Problem details - Tally the lines in the following entries that include the word "subtitle"; state only the total.

Data shown -

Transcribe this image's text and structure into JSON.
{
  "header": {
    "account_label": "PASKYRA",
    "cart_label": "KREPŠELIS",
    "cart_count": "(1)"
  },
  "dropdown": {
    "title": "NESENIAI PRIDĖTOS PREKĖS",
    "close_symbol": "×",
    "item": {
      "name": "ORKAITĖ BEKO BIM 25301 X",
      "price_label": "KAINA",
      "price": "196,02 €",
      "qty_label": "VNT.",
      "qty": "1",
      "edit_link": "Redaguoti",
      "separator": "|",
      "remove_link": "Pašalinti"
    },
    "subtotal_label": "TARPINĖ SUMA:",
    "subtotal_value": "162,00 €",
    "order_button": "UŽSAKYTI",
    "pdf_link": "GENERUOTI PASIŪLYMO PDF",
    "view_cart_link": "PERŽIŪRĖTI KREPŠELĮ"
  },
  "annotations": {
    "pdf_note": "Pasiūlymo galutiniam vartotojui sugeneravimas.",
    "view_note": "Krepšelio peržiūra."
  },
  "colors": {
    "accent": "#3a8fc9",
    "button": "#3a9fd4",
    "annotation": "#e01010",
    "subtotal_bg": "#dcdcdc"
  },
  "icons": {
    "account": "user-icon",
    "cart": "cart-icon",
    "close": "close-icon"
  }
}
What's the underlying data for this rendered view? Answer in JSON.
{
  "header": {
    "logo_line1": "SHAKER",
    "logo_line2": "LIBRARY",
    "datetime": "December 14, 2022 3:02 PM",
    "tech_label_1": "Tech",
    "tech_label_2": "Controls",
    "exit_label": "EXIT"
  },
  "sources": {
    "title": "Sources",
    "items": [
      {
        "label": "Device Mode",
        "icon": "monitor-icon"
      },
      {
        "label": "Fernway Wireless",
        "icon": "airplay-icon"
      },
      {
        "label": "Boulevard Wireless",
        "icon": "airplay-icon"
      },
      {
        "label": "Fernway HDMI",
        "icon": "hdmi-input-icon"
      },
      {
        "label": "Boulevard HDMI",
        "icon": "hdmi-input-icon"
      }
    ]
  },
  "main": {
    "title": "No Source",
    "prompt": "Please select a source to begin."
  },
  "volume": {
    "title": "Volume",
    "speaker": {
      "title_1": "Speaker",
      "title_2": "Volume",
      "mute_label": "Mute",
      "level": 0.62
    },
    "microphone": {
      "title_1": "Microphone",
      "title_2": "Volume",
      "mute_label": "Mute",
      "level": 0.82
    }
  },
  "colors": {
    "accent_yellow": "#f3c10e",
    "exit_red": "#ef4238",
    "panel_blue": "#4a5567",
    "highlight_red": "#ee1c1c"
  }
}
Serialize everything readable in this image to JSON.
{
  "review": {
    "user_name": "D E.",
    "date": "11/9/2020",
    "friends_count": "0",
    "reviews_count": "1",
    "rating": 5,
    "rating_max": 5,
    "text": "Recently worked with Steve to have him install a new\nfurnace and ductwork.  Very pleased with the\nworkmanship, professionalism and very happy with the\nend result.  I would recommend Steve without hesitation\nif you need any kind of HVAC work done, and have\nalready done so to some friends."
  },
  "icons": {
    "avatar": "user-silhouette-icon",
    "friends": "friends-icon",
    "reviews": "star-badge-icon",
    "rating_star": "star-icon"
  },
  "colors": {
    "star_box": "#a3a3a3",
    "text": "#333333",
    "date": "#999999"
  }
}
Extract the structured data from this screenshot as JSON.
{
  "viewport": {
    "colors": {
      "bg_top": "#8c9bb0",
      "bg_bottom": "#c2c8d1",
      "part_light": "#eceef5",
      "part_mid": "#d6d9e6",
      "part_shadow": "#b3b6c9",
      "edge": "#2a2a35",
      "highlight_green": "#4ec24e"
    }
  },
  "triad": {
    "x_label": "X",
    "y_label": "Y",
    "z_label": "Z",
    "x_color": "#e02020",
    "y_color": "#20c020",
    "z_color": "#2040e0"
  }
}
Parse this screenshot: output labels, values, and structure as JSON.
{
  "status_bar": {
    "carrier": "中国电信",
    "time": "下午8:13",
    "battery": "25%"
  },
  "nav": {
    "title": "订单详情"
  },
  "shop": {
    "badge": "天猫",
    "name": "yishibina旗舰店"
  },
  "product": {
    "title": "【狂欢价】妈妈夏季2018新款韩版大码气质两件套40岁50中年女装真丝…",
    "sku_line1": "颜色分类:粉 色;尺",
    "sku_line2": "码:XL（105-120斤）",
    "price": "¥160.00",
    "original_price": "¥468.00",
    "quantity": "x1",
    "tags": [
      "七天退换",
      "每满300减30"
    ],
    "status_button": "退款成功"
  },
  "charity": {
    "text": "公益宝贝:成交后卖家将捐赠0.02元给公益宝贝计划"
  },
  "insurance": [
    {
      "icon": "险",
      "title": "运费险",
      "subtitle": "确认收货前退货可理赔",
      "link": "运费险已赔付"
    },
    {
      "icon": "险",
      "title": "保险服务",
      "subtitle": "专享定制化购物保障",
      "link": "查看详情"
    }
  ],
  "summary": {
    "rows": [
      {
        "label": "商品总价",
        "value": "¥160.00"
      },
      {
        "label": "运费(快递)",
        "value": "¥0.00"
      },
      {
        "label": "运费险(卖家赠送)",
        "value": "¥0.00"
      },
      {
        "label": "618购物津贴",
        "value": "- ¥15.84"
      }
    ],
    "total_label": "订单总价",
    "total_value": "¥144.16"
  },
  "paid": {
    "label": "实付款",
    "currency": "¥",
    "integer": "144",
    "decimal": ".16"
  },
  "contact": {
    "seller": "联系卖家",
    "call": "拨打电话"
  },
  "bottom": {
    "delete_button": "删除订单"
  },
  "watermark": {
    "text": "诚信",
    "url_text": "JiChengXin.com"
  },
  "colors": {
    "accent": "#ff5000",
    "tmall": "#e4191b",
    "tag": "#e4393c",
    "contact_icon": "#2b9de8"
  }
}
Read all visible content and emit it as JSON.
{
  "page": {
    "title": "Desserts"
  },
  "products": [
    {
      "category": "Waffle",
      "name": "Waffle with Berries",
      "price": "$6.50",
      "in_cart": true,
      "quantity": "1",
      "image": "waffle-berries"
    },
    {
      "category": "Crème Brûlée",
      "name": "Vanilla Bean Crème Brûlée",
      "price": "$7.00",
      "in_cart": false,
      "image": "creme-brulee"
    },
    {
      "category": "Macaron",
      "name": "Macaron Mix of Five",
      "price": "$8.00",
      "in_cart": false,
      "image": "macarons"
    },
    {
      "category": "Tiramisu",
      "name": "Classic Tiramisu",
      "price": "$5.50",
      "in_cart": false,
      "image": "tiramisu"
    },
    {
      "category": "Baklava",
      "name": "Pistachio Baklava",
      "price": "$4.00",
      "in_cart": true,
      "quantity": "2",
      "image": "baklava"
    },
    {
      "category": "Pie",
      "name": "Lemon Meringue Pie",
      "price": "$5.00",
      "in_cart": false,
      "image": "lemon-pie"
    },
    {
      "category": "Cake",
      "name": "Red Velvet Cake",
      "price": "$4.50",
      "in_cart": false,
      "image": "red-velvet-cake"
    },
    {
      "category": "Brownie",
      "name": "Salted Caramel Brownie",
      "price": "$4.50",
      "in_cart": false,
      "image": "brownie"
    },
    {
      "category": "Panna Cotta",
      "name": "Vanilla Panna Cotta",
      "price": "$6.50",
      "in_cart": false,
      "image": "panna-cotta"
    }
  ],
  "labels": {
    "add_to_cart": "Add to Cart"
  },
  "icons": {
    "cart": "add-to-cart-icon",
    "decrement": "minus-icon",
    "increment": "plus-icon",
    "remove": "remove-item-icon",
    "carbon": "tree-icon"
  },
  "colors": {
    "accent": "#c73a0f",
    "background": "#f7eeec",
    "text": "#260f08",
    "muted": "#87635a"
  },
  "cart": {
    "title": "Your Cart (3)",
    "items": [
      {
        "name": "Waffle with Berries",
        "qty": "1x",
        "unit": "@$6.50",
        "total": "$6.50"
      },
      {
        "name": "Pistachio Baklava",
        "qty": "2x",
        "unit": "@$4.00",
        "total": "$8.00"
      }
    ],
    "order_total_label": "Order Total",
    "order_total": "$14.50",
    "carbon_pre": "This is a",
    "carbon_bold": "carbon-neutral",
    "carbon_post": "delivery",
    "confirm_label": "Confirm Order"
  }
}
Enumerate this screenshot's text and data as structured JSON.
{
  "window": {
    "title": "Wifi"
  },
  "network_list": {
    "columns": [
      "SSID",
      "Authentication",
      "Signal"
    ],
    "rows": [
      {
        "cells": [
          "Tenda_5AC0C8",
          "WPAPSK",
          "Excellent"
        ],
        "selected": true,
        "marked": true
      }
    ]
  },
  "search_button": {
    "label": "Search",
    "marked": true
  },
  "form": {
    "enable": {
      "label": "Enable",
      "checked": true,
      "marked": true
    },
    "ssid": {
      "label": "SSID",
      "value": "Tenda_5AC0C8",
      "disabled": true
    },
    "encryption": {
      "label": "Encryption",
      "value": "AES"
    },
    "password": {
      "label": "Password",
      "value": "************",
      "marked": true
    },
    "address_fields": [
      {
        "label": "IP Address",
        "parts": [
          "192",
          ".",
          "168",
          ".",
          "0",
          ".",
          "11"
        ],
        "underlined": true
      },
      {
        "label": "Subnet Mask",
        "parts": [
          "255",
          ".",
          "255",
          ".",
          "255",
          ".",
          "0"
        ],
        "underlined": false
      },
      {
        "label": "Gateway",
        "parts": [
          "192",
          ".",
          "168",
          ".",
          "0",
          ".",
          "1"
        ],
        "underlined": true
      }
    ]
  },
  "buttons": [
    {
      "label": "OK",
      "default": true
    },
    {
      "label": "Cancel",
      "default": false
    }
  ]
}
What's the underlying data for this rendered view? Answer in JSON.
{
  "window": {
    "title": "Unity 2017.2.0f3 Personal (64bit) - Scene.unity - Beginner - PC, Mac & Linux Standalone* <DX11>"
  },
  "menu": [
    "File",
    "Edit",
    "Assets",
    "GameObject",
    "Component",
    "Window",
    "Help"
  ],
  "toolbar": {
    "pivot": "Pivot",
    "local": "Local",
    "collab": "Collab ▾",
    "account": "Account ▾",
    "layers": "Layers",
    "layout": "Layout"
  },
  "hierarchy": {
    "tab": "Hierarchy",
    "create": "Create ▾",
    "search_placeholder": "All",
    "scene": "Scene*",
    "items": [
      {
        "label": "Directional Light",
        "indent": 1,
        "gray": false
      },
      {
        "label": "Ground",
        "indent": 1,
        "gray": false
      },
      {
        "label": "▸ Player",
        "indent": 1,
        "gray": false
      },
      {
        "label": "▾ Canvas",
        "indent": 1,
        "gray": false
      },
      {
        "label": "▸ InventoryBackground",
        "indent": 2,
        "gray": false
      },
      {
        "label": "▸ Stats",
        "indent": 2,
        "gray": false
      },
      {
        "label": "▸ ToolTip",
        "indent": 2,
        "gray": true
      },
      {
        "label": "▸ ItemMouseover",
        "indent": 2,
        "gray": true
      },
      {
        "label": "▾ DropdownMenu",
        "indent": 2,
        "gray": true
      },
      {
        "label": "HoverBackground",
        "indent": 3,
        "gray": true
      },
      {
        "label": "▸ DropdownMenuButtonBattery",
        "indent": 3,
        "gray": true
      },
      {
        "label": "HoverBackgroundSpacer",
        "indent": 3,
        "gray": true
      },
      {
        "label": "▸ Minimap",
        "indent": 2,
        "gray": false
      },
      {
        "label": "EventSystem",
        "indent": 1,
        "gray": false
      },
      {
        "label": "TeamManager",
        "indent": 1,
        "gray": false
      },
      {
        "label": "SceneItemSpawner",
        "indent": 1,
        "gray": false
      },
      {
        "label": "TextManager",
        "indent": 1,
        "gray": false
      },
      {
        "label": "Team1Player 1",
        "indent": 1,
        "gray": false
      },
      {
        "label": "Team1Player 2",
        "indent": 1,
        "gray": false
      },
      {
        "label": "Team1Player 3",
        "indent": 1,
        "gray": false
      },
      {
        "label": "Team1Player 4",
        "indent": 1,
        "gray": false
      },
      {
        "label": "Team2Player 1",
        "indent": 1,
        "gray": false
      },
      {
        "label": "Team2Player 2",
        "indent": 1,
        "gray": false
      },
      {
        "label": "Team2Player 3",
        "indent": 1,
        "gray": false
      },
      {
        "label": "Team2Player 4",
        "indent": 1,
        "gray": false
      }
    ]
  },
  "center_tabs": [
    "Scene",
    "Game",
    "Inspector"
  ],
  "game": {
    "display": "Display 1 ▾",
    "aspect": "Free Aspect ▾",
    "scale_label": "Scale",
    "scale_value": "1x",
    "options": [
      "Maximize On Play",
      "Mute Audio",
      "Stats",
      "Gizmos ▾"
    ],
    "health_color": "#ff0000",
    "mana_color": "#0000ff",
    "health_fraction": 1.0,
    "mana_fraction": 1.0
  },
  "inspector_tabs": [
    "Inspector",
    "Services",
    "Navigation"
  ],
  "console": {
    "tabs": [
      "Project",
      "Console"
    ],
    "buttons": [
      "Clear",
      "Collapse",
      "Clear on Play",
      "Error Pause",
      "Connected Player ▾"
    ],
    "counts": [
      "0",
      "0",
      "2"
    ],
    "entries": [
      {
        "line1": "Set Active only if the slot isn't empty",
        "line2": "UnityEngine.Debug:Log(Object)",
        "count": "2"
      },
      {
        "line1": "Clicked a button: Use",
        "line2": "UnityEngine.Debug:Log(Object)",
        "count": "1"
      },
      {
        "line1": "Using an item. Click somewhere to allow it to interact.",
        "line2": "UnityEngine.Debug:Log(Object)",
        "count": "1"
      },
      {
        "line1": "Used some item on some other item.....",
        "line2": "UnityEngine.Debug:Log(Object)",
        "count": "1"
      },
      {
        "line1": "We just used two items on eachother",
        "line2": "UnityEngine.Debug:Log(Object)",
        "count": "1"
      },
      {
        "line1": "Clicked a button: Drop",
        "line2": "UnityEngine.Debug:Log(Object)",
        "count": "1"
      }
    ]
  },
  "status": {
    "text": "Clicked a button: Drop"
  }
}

Worked solution - 2